[Start of SOURCE MATERIAL]
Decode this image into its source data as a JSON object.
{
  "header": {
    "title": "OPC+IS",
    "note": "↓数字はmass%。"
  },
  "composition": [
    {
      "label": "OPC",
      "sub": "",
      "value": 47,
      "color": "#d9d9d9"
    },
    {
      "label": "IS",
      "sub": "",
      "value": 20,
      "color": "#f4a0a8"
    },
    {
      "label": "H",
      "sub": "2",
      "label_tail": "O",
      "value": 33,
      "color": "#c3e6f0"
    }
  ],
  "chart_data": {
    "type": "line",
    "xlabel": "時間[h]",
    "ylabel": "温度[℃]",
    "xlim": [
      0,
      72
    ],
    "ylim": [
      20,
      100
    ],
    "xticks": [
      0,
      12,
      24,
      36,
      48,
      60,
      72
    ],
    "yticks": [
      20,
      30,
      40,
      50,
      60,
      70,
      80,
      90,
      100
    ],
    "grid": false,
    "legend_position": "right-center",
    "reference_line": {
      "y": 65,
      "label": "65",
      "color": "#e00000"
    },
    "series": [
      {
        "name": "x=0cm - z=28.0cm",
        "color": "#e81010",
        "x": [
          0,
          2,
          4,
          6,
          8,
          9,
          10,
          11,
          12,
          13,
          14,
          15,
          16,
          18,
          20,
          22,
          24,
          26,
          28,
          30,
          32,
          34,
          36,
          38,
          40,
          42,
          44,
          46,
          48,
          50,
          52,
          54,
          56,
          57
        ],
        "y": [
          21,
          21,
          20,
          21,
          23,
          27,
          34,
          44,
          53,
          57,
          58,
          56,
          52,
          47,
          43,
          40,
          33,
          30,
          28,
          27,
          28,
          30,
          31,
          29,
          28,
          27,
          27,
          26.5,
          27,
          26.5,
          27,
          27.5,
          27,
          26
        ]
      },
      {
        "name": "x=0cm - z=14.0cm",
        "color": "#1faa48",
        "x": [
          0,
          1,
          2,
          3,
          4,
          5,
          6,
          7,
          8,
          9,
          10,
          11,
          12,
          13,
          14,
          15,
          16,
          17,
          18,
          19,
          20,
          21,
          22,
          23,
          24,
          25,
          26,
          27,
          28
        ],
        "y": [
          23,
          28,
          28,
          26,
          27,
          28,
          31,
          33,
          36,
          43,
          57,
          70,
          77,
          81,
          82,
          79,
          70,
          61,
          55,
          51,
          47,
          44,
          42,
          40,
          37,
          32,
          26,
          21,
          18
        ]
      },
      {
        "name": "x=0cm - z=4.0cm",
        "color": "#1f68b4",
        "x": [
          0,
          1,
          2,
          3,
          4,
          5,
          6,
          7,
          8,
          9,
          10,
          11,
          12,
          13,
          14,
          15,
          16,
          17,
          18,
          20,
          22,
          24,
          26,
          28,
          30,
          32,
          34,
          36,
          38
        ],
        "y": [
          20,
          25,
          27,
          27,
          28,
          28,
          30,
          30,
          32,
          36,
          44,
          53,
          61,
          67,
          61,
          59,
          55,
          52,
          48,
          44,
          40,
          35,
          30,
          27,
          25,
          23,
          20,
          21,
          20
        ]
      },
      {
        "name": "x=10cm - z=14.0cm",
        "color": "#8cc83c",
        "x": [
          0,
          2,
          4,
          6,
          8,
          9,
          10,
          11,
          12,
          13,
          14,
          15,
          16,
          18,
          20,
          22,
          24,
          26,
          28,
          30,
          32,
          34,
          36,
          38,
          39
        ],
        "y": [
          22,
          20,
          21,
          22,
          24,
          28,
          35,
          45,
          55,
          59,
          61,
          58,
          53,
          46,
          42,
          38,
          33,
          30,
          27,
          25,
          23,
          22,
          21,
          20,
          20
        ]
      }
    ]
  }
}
[End of SOURCE MATERIAL]
▸ **SET TASK**
Write down the full listing again, exactly.

▸ **WRITTEN RESPONSE**
Decode this image into its source data as a JSON object.
{
  "header": {
    "title": "OPC+IS",
    "note": "↓数字はmass%。"
  },
  "composition": [
    {
      "label": "OPC",
      "sub": "",
      "value": 47,
      "color": "#d9d9d9"
    },
    {
      "label": "IS",
      "sub": "",
      "value": 20,
      "color": "#f4a0a8"
    },
    {
      "label": "H",
      "sub": "2",
      "label_tail": "O",
      "value": 33,
      "color": "#c3e6f0"
    }
  ],
  "chart_data": {
    "type": "line",
    "xlabel": "時間[h]",
    "ylabel": "温度[℃]",
    "xlim": [
      0,
      72
    ],
    "ylim": [
      20,
      100
    ],
    "xticks": [
      0,
      12,
      24,
      36,
      48,
      60,
      72
    ],
    "yticks": [
      20,
      30,
      40,
      50,
      60,
      70,
      80,
      90,
      100
    ],
    "grid": false,
    "legend_position": "right-center",
    "reference_line": {
      "y": 65,
      "label": "65",
      "color": "#e00000"
    },
    "series": [
      {
        "name": "x=0cm - z=28.0cm",
        "color": "#e81010",
        "x": [
          0,
          2,
          4,
          6,
          8,
          9,
          10,
          11,
          12,
          13,
          14,
          15,
          16,
          18,
          20,
          22,
          24,
          26,
          28,
          30,
          32,
          34,
          36,
          38,
          40,
          42,
          44,
          46,
          48,
          50,
          52,
          54,
          56,
          57
        ],
        "y": [
          21,
          21,
          20,
          21,
          23,
          27,
          34,
          44,
          53,
          57,
          58,
          56,
          52,
          47,
          43,
          40,
          33,
          30,
          28,
          27,
          28,
          30,
          31,
          29,
          28,
          27,
          27,
          26.5,
          27,
          26.5,
          27,
          27.5,
          27,
          26
        ]
      },
      {
        "name": "x=0cm - z=14.0cm",
        "color": "#1faa48",
        "x": [
          0,
          1,
          2,
          3,
          4,
          5,
          6,
          7,
          8,
          9,
          10,
          11,
          12,
          13,
          14,
          15,
          16,
          17,
          18,
          19,
          20,
          21,
          22,
          23,
          24,
          25,
          26,
          27,
          28
        ],
        "y": [
          23,
          28,
          28,
          26,
          27,
          28,
          31,
          33,
          36,
          43,
          57,
          70,
          77,
          81,
          82,
          79,
          70,
          61,
          55,
          51,
          47,
          44,
          42,
          40,
          37,
          32,
          26,
          21,
          18
        ]
      },
      {
        "name": "x=0cm - z=4.0cm",
        "color": "#1f68b4",
        "x": [
          0,
          1,
          2,
          3,
          4,
          5,
          6,
          7,
          8,
          9,
          10,
          11,
          12,
          13,
          14,
          15,
          16,
          17,
          18,
          20,
          22,
          24,
          26,
          28,
          30,
          32,
          34,
          36,
          38
        ],
        "y": [
          20,
          25,
          27,
          27,
          28,
          28,
          30,
          30,
          32,
          36,
          44,
          53,
          61,
          67,
          61,
          59,
          55,
          52,
          48,
          44,
          40,
          35,
          30,
          27,
          25,
          23,
          20,
          21,
          20
        ]
      },
      {
        "name": "x=10cm - z=14.0cm",
        "color": "#8cc83c",
        "x": [
          0,
          2,
          4,
          6,
          8,
          9,
          10,
          11,
          12,
          13,
          14,
          15,
          16,
          18,
          20,
          22,
          24,
          26,
          28,
          30,
          32,
          34,
          36,
          38,
          39
        ],
        "y": [
          22,
          20,
          21,
          22,
          24,
          28,
          35,
          45,
          55,
          59,
          61,
          58,
          53,
          46,
          42,
          38,
          33,
          30,
          27,
          25,
          23,
          22,
          21,
          20,
          20
        ]
      }
    ]
  }
}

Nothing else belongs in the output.